### [Required task]
From the entries below, gather each line containing the word "Order".
>> Begin
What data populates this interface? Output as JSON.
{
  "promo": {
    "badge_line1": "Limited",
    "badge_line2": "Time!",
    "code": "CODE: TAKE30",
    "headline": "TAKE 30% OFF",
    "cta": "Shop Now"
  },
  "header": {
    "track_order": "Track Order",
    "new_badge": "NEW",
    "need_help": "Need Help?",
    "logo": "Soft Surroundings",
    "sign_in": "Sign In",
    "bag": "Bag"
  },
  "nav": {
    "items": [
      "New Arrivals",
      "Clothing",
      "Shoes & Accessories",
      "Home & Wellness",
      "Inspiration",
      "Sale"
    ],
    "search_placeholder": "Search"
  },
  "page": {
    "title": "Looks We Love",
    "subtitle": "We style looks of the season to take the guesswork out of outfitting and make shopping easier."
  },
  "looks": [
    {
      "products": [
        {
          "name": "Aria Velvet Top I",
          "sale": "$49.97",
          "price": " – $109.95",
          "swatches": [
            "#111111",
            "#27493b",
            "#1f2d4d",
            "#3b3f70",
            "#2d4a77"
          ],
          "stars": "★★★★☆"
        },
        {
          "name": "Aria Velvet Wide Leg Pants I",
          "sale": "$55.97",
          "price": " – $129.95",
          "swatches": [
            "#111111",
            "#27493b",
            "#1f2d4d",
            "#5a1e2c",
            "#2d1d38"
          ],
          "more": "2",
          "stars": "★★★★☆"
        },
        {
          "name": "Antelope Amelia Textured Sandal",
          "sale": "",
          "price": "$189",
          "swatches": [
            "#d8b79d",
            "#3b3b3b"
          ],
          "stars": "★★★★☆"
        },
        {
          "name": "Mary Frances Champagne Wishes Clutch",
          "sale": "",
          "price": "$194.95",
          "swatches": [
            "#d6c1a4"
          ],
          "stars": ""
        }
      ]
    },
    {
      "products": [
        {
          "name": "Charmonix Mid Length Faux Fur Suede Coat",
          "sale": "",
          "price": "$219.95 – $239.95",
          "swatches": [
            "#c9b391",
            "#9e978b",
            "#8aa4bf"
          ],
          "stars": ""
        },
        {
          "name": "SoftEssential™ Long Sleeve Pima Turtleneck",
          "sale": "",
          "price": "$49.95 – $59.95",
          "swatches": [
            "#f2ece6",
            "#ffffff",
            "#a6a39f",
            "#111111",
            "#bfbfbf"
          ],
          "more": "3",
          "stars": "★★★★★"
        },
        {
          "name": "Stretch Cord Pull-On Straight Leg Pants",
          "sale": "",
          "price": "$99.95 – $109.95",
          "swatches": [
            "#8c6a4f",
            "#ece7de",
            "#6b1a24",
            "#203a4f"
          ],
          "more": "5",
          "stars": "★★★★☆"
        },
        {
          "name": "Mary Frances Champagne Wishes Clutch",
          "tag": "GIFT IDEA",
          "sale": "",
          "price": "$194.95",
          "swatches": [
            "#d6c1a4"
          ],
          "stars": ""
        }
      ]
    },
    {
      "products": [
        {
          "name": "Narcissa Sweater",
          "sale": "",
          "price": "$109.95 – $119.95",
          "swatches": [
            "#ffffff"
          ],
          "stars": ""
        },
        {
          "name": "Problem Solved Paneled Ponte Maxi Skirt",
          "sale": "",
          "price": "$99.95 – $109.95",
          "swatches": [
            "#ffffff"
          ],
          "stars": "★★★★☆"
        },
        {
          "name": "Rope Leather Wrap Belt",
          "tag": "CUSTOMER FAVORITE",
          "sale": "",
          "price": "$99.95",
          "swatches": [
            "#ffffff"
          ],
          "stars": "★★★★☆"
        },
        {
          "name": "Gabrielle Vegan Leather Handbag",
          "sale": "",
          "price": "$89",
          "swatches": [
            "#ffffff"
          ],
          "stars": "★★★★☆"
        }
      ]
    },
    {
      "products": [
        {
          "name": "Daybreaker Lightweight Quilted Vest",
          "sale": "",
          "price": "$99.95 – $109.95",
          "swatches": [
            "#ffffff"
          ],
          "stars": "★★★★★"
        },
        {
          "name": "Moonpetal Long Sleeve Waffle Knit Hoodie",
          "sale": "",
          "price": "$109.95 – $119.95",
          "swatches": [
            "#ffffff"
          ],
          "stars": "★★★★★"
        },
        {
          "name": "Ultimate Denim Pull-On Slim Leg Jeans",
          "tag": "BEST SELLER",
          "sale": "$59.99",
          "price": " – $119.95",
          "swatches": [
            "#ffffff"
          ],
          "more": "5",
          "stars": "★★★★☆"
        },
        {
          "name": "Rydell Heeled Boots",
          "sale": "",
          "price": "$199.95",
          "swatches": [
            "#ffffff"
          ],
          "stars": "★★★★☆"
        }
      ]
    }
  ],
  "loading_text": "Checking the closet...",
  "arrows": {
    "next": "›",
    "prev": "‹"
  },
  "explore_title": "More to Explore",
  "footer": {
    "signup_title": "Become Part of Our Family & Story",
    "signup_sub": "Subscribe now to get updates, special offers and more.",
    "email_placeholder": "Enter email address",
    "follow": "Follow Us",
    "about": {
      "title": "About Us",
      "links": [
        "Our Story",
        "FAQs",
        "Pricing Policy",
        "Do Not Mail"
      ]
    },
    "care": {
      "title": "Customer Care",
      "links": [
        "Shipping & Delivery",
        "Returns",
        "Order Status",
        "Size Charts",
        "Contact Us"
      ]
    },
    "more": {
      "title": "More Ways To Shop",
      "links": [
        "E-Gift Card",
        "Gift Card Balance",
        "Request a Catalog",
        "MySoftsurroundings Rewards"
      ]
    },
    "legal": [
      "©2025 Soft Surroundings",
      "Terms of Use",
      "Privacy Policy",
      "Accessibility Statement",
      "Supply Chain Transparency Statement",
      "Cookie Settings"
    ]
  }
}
>> End
### [Task response]
    "track_order": "Track Order",
        "Order Status",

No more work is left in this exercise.